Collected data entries
====

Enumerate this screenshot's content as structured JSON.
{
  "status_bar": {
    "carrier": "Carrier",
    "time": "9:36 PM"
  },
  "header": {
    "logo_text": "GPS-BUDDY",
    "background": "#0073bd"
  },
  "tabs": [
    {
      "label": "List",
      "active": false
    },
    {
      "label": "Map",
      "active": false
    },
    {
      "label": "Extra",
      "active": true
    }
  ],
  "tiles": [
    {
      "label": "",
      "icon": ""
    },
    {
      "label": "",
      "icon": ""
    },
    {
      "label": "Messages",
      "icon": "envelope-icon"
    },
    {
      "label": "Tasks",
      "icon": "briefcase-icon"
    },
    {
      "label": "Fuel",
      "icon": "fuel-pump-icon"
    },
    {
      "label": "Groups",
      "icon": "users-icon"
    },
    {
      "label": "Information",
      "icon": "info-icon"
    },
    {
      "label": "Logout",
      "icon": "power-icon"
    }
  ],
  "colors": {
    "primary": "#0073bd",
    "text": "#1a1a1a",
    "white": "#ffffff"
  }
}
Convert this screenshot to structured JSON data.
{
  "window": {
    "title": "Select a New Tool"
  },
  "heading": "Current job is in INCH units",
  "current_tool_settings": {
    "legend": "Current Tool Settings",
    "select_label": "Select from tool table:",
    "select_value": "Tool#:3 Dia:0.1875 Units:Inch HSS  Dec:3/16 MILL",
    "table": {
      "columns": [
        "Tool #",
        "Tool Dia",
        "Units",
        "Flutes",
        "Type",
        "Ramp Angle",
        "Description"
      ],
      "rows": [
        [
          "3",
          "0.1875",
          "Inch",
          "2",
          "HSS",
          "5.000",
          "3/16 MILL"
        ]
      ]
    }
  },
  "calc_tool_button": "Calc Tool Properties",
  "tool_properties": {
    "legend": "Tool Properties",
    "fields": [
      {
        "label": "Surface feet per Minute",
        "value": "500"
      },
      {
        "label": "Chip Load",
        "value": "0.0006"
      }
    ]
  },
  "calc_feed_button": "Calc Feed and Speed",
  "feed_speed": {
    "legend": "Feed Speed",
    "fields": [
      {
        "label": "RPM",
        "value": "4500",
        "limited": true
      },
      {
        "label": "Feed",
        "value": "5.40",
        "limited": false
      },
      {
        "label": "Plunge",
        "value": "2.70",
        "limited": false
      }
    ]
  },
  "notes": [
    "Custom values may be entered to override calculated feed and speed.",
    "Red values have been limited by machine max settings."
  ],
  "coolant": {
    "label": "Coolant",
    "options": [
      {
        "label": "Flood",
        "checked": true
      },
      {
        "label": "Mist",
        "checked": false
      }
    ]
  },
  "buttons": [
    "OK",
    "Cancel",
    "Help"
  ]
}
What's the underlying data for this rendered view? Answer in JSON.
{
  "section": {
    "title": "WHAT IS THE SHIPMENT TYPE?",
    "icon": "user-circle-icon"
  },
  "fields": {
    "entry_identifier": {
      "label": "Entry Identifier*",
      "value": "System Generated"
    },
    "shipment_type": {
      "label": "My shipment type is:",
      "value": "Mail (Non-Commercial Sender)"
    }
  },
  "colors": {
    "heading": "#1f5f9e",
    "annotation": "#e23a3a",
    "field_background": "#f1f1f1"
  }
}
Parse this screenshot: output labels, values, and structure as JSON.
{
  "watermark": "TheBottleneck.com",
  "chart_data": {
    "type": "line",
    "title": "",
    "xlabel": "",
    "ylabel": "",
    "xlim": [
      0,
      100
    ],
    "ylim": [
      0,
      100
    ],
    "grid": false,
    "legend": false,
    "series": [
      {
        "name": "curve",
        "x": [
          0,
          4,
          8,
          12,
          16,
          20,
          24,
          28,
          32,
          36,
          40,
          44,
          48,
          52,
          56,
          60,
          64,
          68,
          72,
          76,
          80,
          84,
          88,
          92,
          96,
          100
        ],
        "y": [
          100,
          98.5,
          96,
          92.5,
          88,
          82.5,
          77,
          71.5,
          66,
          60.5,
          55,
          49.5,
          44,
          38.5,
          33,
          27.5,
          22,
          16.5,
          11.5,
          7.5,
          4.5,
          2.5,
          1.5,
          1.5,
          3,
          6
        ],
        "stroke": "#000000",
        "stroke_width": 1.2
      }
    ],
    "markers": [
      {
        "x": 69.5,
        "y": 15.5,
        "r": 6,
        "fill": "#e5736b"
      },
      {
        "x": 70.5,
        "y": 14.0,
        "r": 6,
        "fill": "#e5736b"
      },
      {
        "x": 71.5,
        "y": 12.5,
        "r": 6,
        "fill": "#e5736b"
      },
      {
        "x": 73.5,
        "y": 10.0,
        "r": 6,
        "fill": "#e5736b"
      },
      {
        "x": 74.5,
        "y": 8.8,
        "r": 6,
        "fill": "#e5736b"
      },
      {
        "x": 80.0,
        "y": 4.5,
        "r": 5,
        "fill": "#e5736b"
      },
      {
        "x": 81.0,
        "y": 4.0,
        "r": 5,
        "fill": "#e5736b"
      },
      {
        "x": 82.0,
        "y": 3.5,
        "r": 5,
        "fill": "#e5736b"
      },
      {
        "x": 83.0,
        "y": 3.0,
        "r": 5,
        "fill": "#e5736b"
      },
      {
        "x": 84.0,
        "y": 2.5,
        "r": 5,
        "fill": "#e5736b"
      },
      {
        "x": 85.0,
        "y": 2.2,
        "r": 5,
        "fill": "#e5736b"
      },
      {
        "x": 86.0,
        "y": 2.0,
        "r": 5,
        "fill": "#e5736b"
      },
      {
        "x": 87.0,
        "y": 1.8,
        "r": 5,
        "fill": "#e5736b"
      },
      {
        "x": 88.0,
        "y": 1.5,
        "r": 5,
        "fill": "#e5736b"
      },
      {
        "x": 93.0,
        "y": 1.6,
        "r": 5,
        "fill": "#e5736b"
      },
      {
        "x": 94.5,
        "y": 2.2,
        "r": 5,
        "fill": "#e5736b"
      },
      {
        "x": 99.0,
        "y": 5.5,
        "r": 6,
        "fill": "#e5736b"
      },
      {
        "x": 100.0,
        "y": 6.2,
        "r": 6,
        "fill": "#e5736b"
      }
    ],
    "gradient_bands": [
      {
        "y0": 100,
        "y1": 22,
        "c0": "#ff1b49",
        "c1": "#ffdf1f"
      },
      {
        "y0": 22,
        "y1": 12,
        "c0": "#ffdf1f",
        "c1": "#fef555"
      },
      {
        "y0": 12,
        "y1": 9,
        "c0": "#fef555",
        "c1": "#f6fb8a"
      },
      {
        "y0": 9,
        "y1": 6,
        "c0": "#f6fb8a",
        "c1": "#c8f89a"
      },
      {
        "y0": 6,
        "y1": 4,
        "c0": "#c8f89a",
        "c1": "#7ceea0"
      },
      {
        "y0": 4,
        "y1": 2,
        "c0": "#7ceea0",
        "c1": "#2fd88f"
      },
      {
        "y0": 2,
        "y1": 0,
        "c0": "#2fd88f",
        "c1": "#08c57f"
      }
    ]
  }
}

====

TASK STATEMENT - Copy each line of the listing that includes "MILL".

PROBLEM SOLUTION -
    "select_value": "Tool#:3 Dia:0.1875 Units:Inch HSS  Dec:3/16 MILL",
          "3/16 MILL"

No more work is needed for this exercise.